WRITTEN PROBLEM: Copy out all lines with the word "defects" in them.
********************
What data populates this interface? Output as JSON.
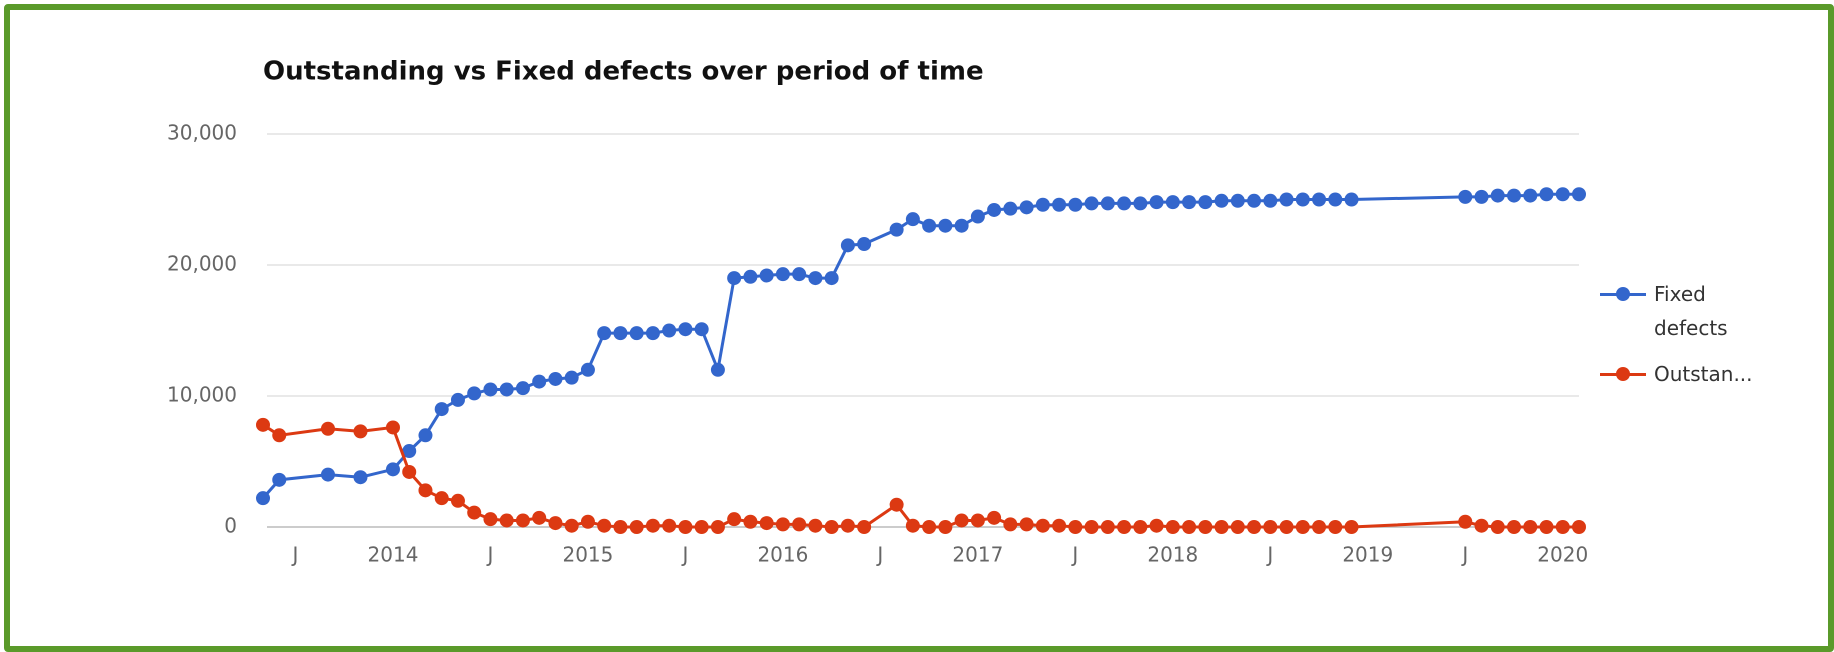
{
  "chart_data": {
    "type": "line",
    "title": "Outstanding vs Fixed defects over period of time",
    "x": [
      "2013-05",
      "2013-06",
      "2013-09",
      "2013-11",
      "2014-01",
      "2014-02",
      "2014-03",
      "2014-04",
      "2014-05",
      "2014-06",
      "2014-07",
      "2014-08",
      "2014-09",
      "2014-10",
      "2014-11",
      "2014-12",
      "2015-01",
      "2015-02",
      "2015-03",
      "2015-04",
      "2015-05",
      "2015-06",
      "2015-07",
      "2015-08",
      "2015-09",
      "2015-10",
      "2015-11",
      "2015-12",
      "2016-01",
      "2016-02",
      "2016-03",
      "2016-04",
      "2016-05",
      "2016-06",
      "2016-08",
      "2016-09",
      "2016-10",
      "2016-11",
      "2016-12",
      "2017-01",
      "2017-02",
      "2017-03",
      "2017-04",
      "2017-05",
      "2017-06",
      "2017-07",
      "2017-08",
      "2017-09",
      "2017-10",
      "2017-11",
      "2017-12",
      "2018-01",
      "2018-02",
      "2018-03",
      "2018-04",
      "2018-05",
      "2018-06",
      "2018-07",
      "2018-08",
      "2018-09",
      "2018-10",
      "2018-11",
      "2018-12",
      "2019-07",
      "2019-08",
      "2019-09",
      "2019-10",
      "2019-11",
      "2019-12",
      "2020-01",
      "2020-02"
    ],
    "series": [
      {
        "name": "Fixed defects",
        "color": "#3366cc",
        "values": [
          2200,
          3600,
          4000,
          3800,
          4400,
          5800,
          7000,
          9000,
          9700,
          10200,
          10500,
          10500,
          10600,
          11100,
          11300,
          11400,
          12000,
          14800,
          14800,
          14800,
          14800,
          15000,
          15100,
          15100,
          12000,
          19000,
          19100,
          19200,
          19300,
          19300,
          19000,
          19000,
          21500,
          21600,
          22700,
          23500,
          23000,
          23000,
          23000,
          23700,
          24200,
          24300,
          24400,
          24600,
          24600,
          24600,
          24700,
          24700,
          24700,
          24700,
          24800,
          24800,
          24800,
          24800,
          24900,
          24900,
          24900,
          24900,
          25000,
          25000,
          25000,
          25000,
          25000,
          25200,
          25200,
          25300,
          25300,
          25300,
          25400,
          25400,
          25400
        ]
      },
      {
        "name": "Outstan...",
        "color": "#dc3912",
        "values": [
          7800,
          7000,
          7500,
          7300,
          7600,
          4200,
          2800,
          2200,
          2000,
          1100,
          600,
          500,
          500,
          700,
          300,
          100,
          400,
          100,
          0,
          0,
          100,
          100,
          0,
          0,
          0,
          600,
          400,
          300,
          200,
          200,
          100,
          0,
          100,
          0,
          1700,
          100,
          0,
          0,
          500,
          500,
          700,
          200,
          200,
          100,
          100,
          0,
          0,
          0,
          0,
          0,
          100,
          0,
          0,
          0,
          0,
          0,
          0,
          0,
          0,
          0,
          0,
          0,
          0,
          400,
          100,
          0,
          0,
          0,
          0,
          0,
          0
        ]
      }
    ],
    "xlim": [
      "2013-05",
      "2020-02"
    ],
    "xticks": [
      {
        "value": "2013-07",
        "label": "J"
      },
      {
        "value": "2014-01",
        "label": "2014"
      },
      {
        "value": "2014-07",
        "label": "J"
      },
      {
        "value": "2015-01",
        "label": "2015"
      },
      {
        "value": "2015-07",
        "label": "J"
      },
      {
        "value": "2016-01",
        "label": "2016"
      },
      {
        "value": "2016-07",
        "label": "J"
      },
      {
        "value": "2017-01",
        "label": "2017"
      },
      {
        "value": "2017-07",
        "label": "J"
      },
      {
        "value": "2018-01",
        "label": "2018"
      },
      {
        "value": "2018-07",
        "label": "J"
      },
      {
        "value": "2019-01",
        "label": "2019"
      },
      {
        "value": "2019-07",
        "label": "J"
      },
      {
        "value": "2020-01",
        "label": "2020"
      }
    ],
    "ylim": [
      0,
      30000
    ],
    "yticks": [
      0,
      {
        "value": 10000,
        "label": "10,000"
      },
      {
        "value": 20000,
        "label": "20,000"
      },
      {
        "value": 30000,
        "label": "30,000"
      }
    ],
    "grid": true,
    "legend": "right"
  }
}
********************
RESULT OF THIS TASK:
    "title": "Outstanding vs Fixed defects over period of time",
        "name": "Fixed defects",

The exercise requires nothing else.